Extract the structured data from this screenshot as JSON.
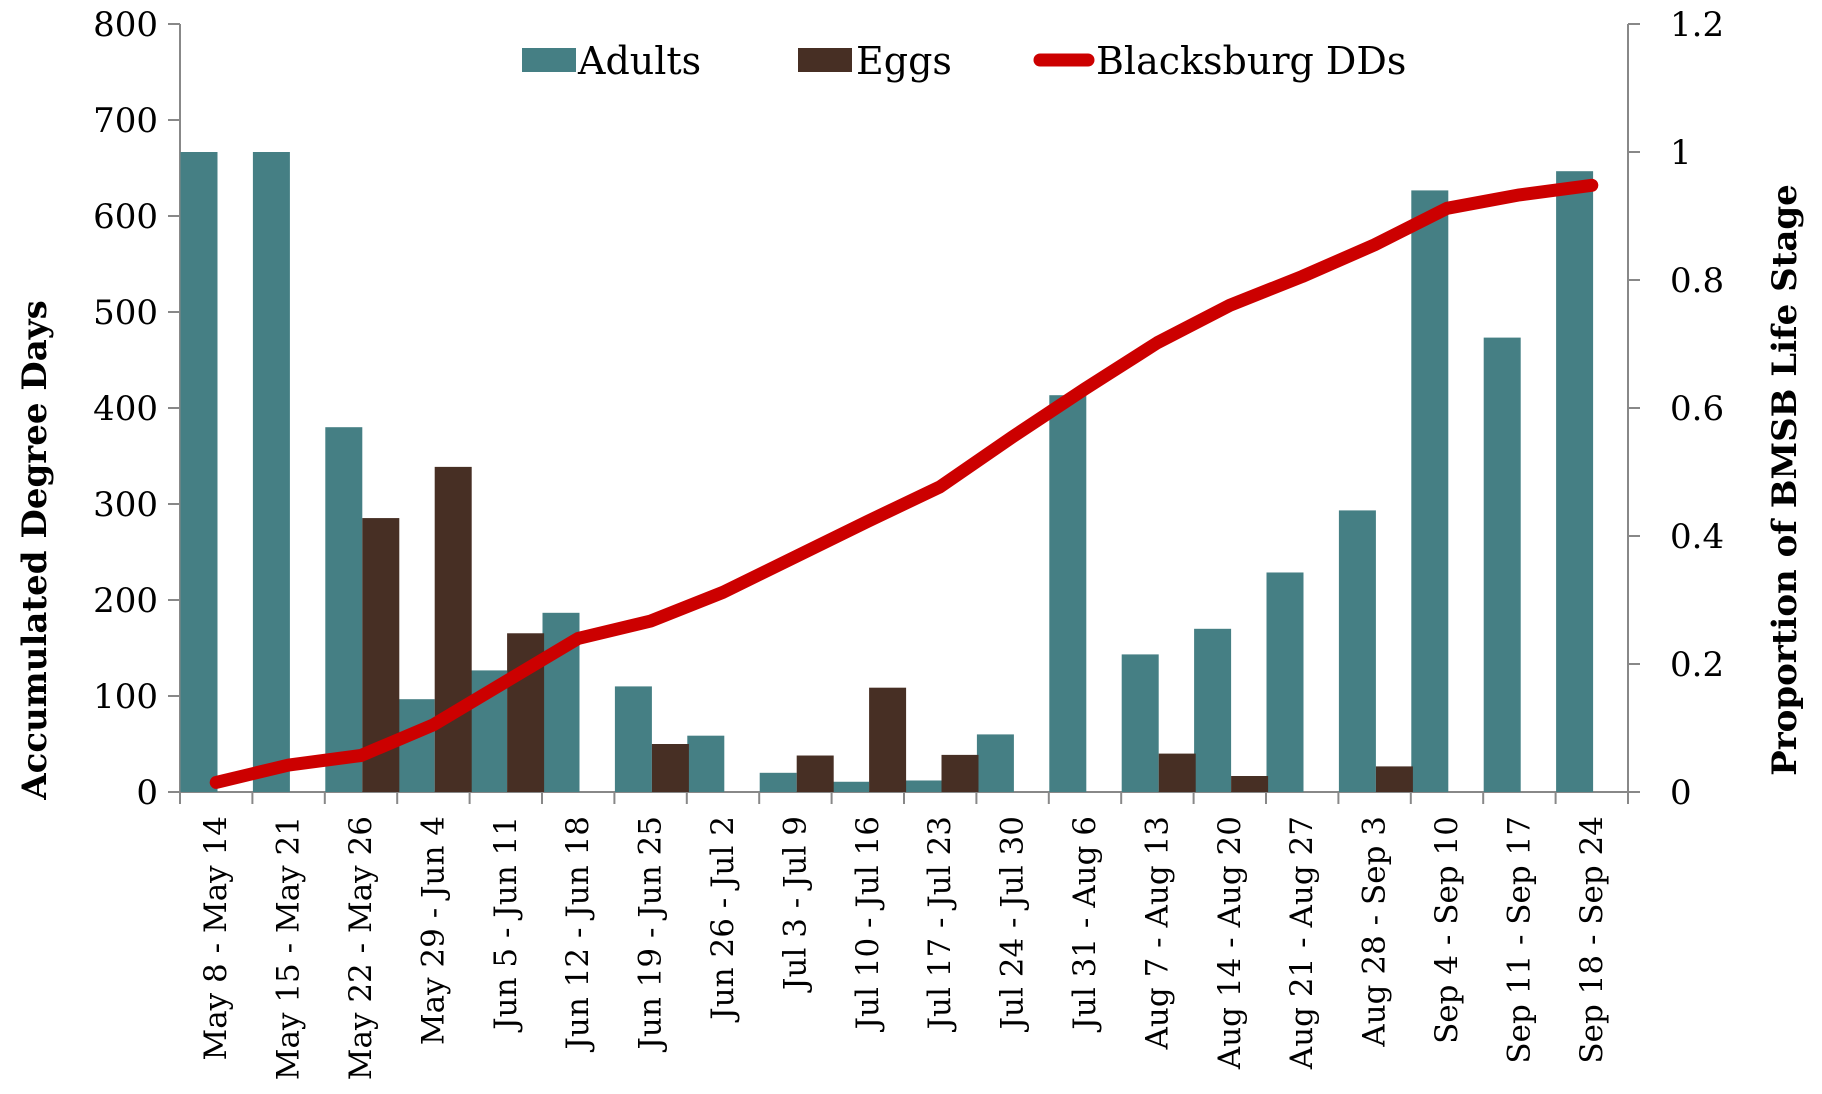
{
  "chart_data": {
    "type": "bar",
    "categories": [
      "May 8 - May 14",
      "May 15 - May 21",
      "May 22 - May 26",
      "May 29 - Jun 4",
      "Jun 5 - Jun 11",
      "Jun 12 - Jun 18",
      "Jun 19 - Jun 25",
      "Jun 26 - Jul 2",
      "Jul 3 - Jul 9",
      "Jul 10 - Jul 16",
      "Jul 17 - Jul 23",
      "Jul 24 - Jul 30",
      "Jul 31 - Aug 6",
      "Aug 7 - Aug 13",
      "Aug 14 - Aug 20",
      "Aug 21 - Aug 27",
      "Aug 28 - Sep 3",
      "Sep 4 - Sep 10",
      "Sep 11 - Sep 17",
      "Sep 18 - Sep 24"
    ],
    "series": [
      {
        "name": "Adults",
        "type": "bar",
        "axis": "right",
        "color": "#457F84",
        "values": [
          1.0,
          1.0,
          0.57,
          0.145,
          0.19,
          0.28,
          0.165,
          0.088,
          0.03,
          0.016,
          0.018,
          0.09,
          0.62,
          0.215,
          0.255,
          0.343,
          0.44,
          0.94,
          0.71,
          0.97
        ]
      },
      {
        "name": "Eggs",
        "type": "bar",
        "axis": "right",
        "color": "#472F24",
        "values": [
          0,
          0,
          0.428,
          0.508,
          0.248,
          0,
          0.075,
          0,
          0.057,
          0.163,
          0.058,
          0,
          0,
          0.06,
          0.025,
          0,
          0.04,
          0,
          0,
          0
        ]
      },
      {
        "name": "Blacksburg DDs",
        "type": "line",
        "axis": "left",
        "color": "#CC0000",
        "values": [
          10,
          28,
          38,
          70,
          115,
          160,
          178,
          208,
          245,
          282,
          318,
          370,
          420,
          468,
          507,
          537,
          570,
          608,
          622,
          632
        ]
      }
    ],
    "ylabel": "Accumulated Degree Days",
    "y2label": "Proportion of BMSB Life Stage",
    "ylim": [
      0,
      800
    ],
    "y2lim": [
      0,
      1.2
    ],
    "yticks": [
      "0",
      "100",
      "200",
      "300",
      "400",
      "500",
      "600",
      "700",
      "800"
    ],
    "y2ticks": [
      "0",
      "0.2",
      "0.4",
      "0.6",
      "0.8",
      "1",
      "1.2"
    ],
    "legend": {
      "placement": "top-center",
      "items": [
        "Adults",
        "Eggs",
        "Blacksburg DDs"
      ]
    },
    "grid": false
  }
}
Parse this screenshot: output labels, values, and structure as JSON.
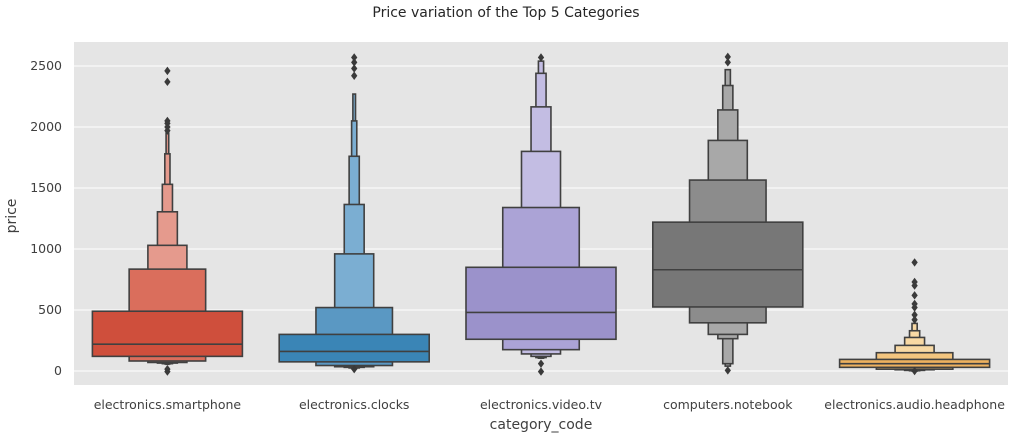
{
  "chart_data": {
    "type": "boxen",
    "title": "Price variation of the Top 5 Categories",
    "xlabel": "category_code",
    "ylabel": "price",
    "ylim": [
      -130,
      2600
    ],
    "yticks": [
      0,
      500,
      1000,
      1500,
      2000,
      2500
    ],
    "grid": true,
    "background": "#E5E5E5",
    "categories": [
      "electronics.smartphone",
      "electronics.clocks",
      "electronics.video.tv",
      "computers.notebook",
      "electronics.audio.headphone"
    ],
    "series": [
      {
        "category": "electronics.smartphone",
        "median": 220,
        "colors": [
          "#CF4F3C",
          "#DA6E5C",
          "#E59A8D"
        ],
        "boxes": [
          [
            120,
            490
          ],
          [
            82,
            835
          ],
          [
            70,
            1030
          ],
          [
            65,
            1305
          ],
          [
            60,
            1530
          ],
          [
            58,
            1780
          ],
          [
            55,
            1950
          ]
        ],
        "outliers": [
          -5,
          15,
          1970,
          2000,
          2030,
          2050,
          2370,
          2460
        ]
      },
      {
        "category": "electronics.clocks",
        "median": 160,
        "colors": [
          "#3A85B6",
          "#5A98C3",
          "#7BAED2"
        ],
        "boxes": [
          [
            75,
            300
          ],
          [
            45,
            520
          ],
          [
            35,
            960
          ],
          [
            30,
            1365
          ],
          [
            25,
            1760
          ],
          [
            22,
            2050
          ],
          [
            20,
            2270
          ]
        ],
        "outliers": [
          15,
          2420,
          2480,
          2530,
          2570
        ]
      },
      {
        "category": "electronics.video.tv",
        "median": 480,
        "colors": [
          "#9B92CB",
          "#ABA3D6",
          "#C3BDE3"
        ],
        "boxes": [
          [
            260,
            850
          ],
          [
            175,
            1340
          ],
          [
            140,
            1800
          ],
          [
            120,
            2165
          ],
          [
            110,
            2440
          ],
          [
            105,
            2540
          ]
        ],
        "outliers": [
          -5,
          60,
          2570
        ]
      },
      {
        "category": "computers.notebook",
        "median": 830,
        "colors": [
          "#777777",
          "#8C8C8C",
          "#A8A8A8"
        ],
        "boxes": [
          [
            525,
            1220
          ],
          [
            395,
            1565
          ],
          [
            300,
            1890
          ],
          [
            265,
            2140
          ],
          [
            60,
            2340
          ],
          [
            40,
            2470
          ]
        ],
        "outliers": [
          5,
          2530,
          2575
        ]
      },
      {
        "category": "electronics.audio.headphone",
        "median": 60,
        "colors": [
          "#EDB15F",
          "#F3C57F",
          "#F8D9A4"
        ],
        "boxes": [
          [
            30,
            95
          ],
          [
            15,
            150
          ],
          [
            10,
            210
          ],
          [
            5,
            275
          ],
          [
            2,
            330
          ],
          [
            0,
            390
          ]
        ],
        "outliers": [
          0,
          420,
          460,
          520,
          550,
          620,
          700,
          730,
          890
        ]
      }
    ]
  }
}
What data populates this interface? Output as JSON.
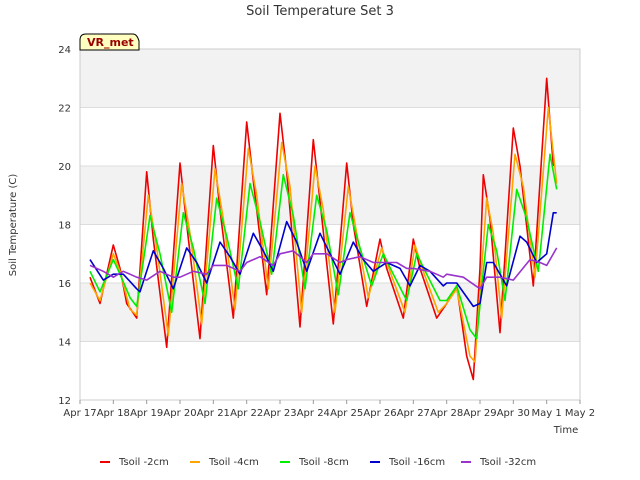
{
  "chart_data": {
    "type": "line",
    "title": "Soil Temperature Set 3",
    "xlabel": "Time",
    "ylabel": "Soil Temperature (C)",
    "ylim": [
      12,
      24
    ],
    "yticks": [
      12,
      14,
      16,
      18,
      20,
      22,
      24
    ],
    "xlim": [
      "2024-04-17",
      "2024-05-02"
    ],
    "xtick_labels": [
      "Apr 17",
      "Apr 18",
      "Apr 19",
      "Apr 20",
      "Apr 21",
      "Apr 22",
      "Apr 23",
      "Apr 24",
      "Apr 25",
      "Apr 26",
      "Apr 27",
      "Apr 28",
      "Apr 29",
      "Apr 30",
      "May 1",
      "May 2"
    ],
    "grid": "horizontal bands",
    "legend_position": "bottom",
    "annotation": "VR_met",
    "x_unit": "days",
    "series": [
      {
        "name": "Tsoil -2cm",
        "color": "#ee0000",
        "points": [
          [
            0.3,
            16.2
          ],
          [
            0.6,
            15.3
          ],
          [
            1.0,
            17.3
          ],
          [
            1.2,
            16.5
          ],
          [
            1.4,
            15.3
          ],
          [
            1.7,
            14.8
          ],
          [
            2.0,
            19.8
          ],
          [
            2.2,
            17.5
          ],
          [
            2.6,
            13.8
          ],
          [
            3.0,
            20.1
          ],
          [
            3.2,
            18.0
          ],
          [
            3.6,
            14.1
          ],
          [
            4.0,
            20.7
          ],
          [
            4.2,
            18.5
          ],
          [
            4.6,
            14.8
          ],
          [
            5.0,
            21.5
          ],
          [
            5.2,
            19.5
          ],
          [
            5.6,
            15.6
          ],
          [
            6.0,
            21.8
          ],
          [
            6.2,
            19.8
          ],
          [
            6.6,
            14.5
          ],
          [
            7.0,
            20.9
          ],
          [
            7.2,
            18.8
          ],
          [
            7.6,
            14.6
          ],
          [
            8.0,
            20.1
          ],
          [
            8.2,
            18.0
          ],
          [
            8.6,
            15.2
          ],
          [
            9.0,
            17.5
          ],
          [
            9.2,
            16.5
          ],
          [
            9.7,
            14.8
          ],
          [
            10.0,
            17.5
          ],
          [
            10.2,
            16.5
          ],
          [
            10.7,
            14.8
          ],
          [
            11.0,
            15.3
          ],
          [
            11.3,
            15.9
          ],
          [
            11.6,
            13.5
          ],
          [
            11.8,
            12.7
          ],
          [
            12.0,
            16.5
          ],
          [
            12.1,
            19.7
          ],
          [
            12.3,
            18.2
          ],
          [
            12.6,
            14.3
          ],
          [
            13.0,
            21.3
          ],
          [
            13.2,
            20.0
          ],
          [
            13.6,
            15.9
          ],
          [
            14.0,
            23.0
          ],
          [
            14.2,
            20.0
          ]
        ]
      },
      {
        "name": "Tsoil -4cm",
        "color": "#ffa500",
        "points": [
          [
            0.3,
            16.0
          ],
          [
            0.6,
            15.4
          ],
          [
            1.0,
            17.0
          ],
          [
            1.2,
            16.4
          ],
          [
            1.5,
            15.1
          ],
          [
            1.7,
            14.9
          ],
          [
            2.05,
            19.0
          ],
          [
            2.3,
            17.2
          ],
          [
            2.65,
            14.2
          ],
          [
            3.05,
            19.4
          ],
          [
            3.3,
            17.7
          ],
          [
            3.65,
            14.6
          ],
          [
            4.05,
            19.9
          ],
          [
            4.3,
            18.2
          ],
          [
            4.65,
            15.1
          ],
          [
            5.05,
            20.6
          ],
          [
            5.3,
            19.0
          ],
          [
            5.65,
            15.8
          ],
          [
            6.05,
            20.8
          ],
          [
            6.3,
            19.3
          ],
          [
            6.65,
            15.0
          ],
          [
            7.05,
            20.0
          ],
          [
            7.3,
            18.5
          ],
          [
            7.65,
            15.0
          ],
          [
            8.05,
            19.3
          ],
          [
            8.3,
            17.7
          ],
          [
            8.65,
            15.5
          ],
          [
            9.05,
            17.2
          ],
          [
            9.3,
            16.4
          ],
          [
            9.75,
            15.0
          ],
          [
            10.05,
            17.3
          ],
          [
            10.3,
            16.4
          ],
          [
            10.75,
            15.0
          ],
          [
            11.0,
            15.3
          ],
          [
            11.3,
            15.8
          ],
          [
            11.7,
            13.5
          ],
          [
            11.85,
            13.3
          ],
          [
            12.05,
            16.5
          ],
          [
            12.2,
            18.9
          ],
          [
            12.4,
            17.7
          ],
          [
            12.65,
            14.8
          ],
          [
            13.05,
            20.4
          ],
          [
            13.3,
            19.3
          ],
          [
            13.65,
            16.2
          ],
          [
            14.05,
            22.0
          ],
          [
            14.3,
            19.4
          ]
        ]
      },
      {
        "name": "Tsoil -8cm",
        "color": "#00ee00",
        "points": [
          [
            0.3,
            16.4
          ],
          [
            0.6,
            15.7
          ],
          [
            1.0,
            16.8
          ],
          [
            1.2,
            16.3
          ],
          [
            1.5,
            15.5
          ],
          [
            1.7,
            15.2
          ],
          [
            2.1,
            18.3
          ],
          [
            2.4,
            17.0
          ],
          [
            2.75,
            15.0
          ],
          [
            3.1,
            18.4
          ],
          [
            3.4,
            17.2
          ],
          [
            3.75,
            15.3
          ],
          [
            4.1,
            18.9
          ],
          [
            4.4,
            17.6
          ],
          [
            4.75,
            15.8
          ],
          [
            5.1,
            19.4
          ],
          [
            5.4,
            18.1
          ],
          [
            5.75,
            16.3
          ],
          [
            6.1,
            19.7
          ],
          [
            6.4,
            18.3
          ],
          [
            6.75,
            15.8
          ],
          [
            7.1,
            19.0
          ],
          [
            7.4,
            17.8
          ],
          [
            7.75,
            15.6
          ],
          [
            8.1,
            18.4
          ],
          [
            8.4,
            17.2
          ],
          [
            8.75,
            15.9
          ],
          [
            9.1,
            17.0
          ],
          [
            9.4,
            16.3
          ],
          [
            9.8,
            15.4
          ],
          [
            10.1,
            17.0
          ],
          [
            10.4,
            16.3
          ],
          [
            10.8,
            15.4
          ],
          [
            11.0,
            15.4
          ],
          [
            11.3,
            15.9
          ],
          [
            11.7,
            14.4
          ],
          [
            11.9,
            14.1
          ],
          [
            12.1,
            16.4
          ],
          [
            12.25,
            18.0
          ],
          [
            12.5,
            17.1
          ],
          [
            12.75,
            15.4
          ],
          [
            13.1,
            19.2
          ],
          [
            13.4,
            18.2
          ],
          [
            13.75,
            16.4
          ],
          [
            14.1,
            20.4
          ],
          [
            14.3,
            19.2
          ]
        ]
      },
      {
        "name": "Tsoil -16cm",
        "color": "#0000cc",
        "points": [
          [
            0.3,
            16.8
          ],
          [
            0.7,
            16.1
          ],
          [
            1.0,
            16.3
          ],
          [
            1.3,
            16.3
          ],
          [
            1.7,
            15.8
          ],
          [
            1.8,
            15.7
          ],
          [
            2.2,
            17.1
          ],
          [
            2.5,
            16.5
          ],
          [
            2.8,
            15.8
          ],
          [
            3.2,
            17.2
          ],
          [
            3.5,
            16.7
          ],
          [
            3.8,
            16.0
          ],
          [
            4.2,
            17.4
          ],
          [
            4.5,
            16.9
          ],
          [
            4.8,
            16.3
          ],
          [
            5.2,
            17.7
          ],
          [
            5.5,
            17.1
          ],
          [
            5.8,
            16.4
          ],
          [
            6.2,
            18.1
          ],
          [
            6.5,
            17.4
          ],
          [
            6.8,
            16.4
          ],
          [
            7.2,
            17.7
          ],
          [
            7.5,
            17.0
          ],
          [
            7.8,
            16.3
          ],
          [
            8.2,
            17.4
          ],
          [
            8.5,
            16.8
          ],
          [
            8.8,
            16.4
          ],
          [
            9.2,
            16.7
          ],
          [
            9.6,
            16.5
          ],
          [
            9.9,
            15.9
          ],
          [
            10.2,
            16.6
          ],
          [
            10.5,
            16.4
          ],
          [
            10.9,
            15.9
          ],
          [
            11.0,
            16.0
          ],
          [
            11.3,
            16.0
          ],
          [
            11.8,
            15.2
          ],
          [
            12.0,
            15.3
          ],
          [
            12.2,
            16.7
          ],
          [
            12.4,
            16.7
          ],
          [
            12.6,
            16.3
          ],
          [
            12.8,
            15.9
          ],
          [
            13.2,
            17.6
          ],
          [
            13.4,
            17.4
          ],
          [
            13.7,
            16.7
          ],
          [
            14.0,
            17.0
          ],
          [
            14.2,
            18.4
          ],
          [
            14.3,
            18.4
          ]
        ]
      },
      {
        "name": "Tsoil -32cm",
        "color": "#9933cc",
        "points": [
          [
            0.3,
            16.6
          ],
          [
            0.7,
            16.4
          ],
          [
            1.0,
            16.2
          ],
          [
            1.3,
            16.4
          ],
          [
            1.7,
            16.2
          ],
          [
            2.0,
            16.1
          ],
          [
            2.4,
            16.4
          ],
          [
            2.8,
            16.2
          ],
          [
            3.0,
            16.2
          ],
          [
            3.4,
            16.4
          ],
          [
            3.8,
            16.3
          ],
          [
            4.0,
            16.6
          ],
          [
            4.4,
            16.6
          ],
          [
            4.8,
            16.4
          ],
          [
            5.0,
            16.7
          ],
          [
            5.4,
            16.9
          ],
          [
            5.8,
            16.6
          ],
          [
            6.0,
            17.0
          ],
          [
            6.4,
            17.1
          ],
          [
            6.8,
            16.7
          ],
          [
            7.0,
            17.0
          ],
          [
            7.4,
            17.0
          ],
          [
            7.8,
            16.7
          ],
          [
            8.0,
            16.8
          ],
          [
            8.4,
            16.9
          ],
          [
            8.8,
            16.7
          ],
          [
            9.0,
            16.7
          ],
          [
            9.5,
            16.7
          ],
          [
            9.8,
            16.5
          ],
          [
            10.0,
            16.5
          ],
          [
            10.5,
            16.4
          ],
          [
            10.9,
            16.2
          ],
          [
            11.0,
            16.3
          ],
          [
            11.5,
            16.2
          ],
          [
            12.0,
            15.8
          ],
          [
            12.2,
            16.2
          ],
          [
            12.6,
            16.2
          ],
          [
            13.0,
            16.1
          ],
          [
            13.5,
            16.8
          ],
          [
            13.8,
            16.7
          ],
          [
            14.0,
            16.6
          ],
          [
            14.3,
            17.2
          ]
        ]
      }
    ]
  }
}
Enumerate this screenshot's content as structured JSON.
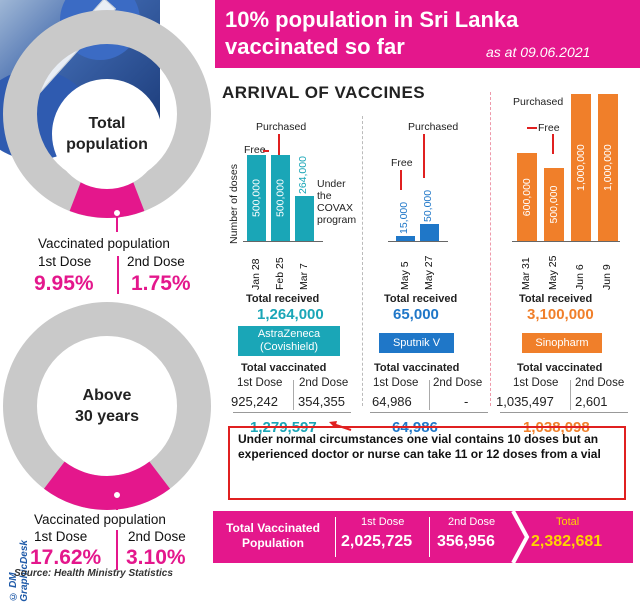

DESCRIPTION OF THE TASK: In the entries above, identify every line with the string "notebook".

RESULT:
      "computers.notebook",
        "category": "computers.notebook",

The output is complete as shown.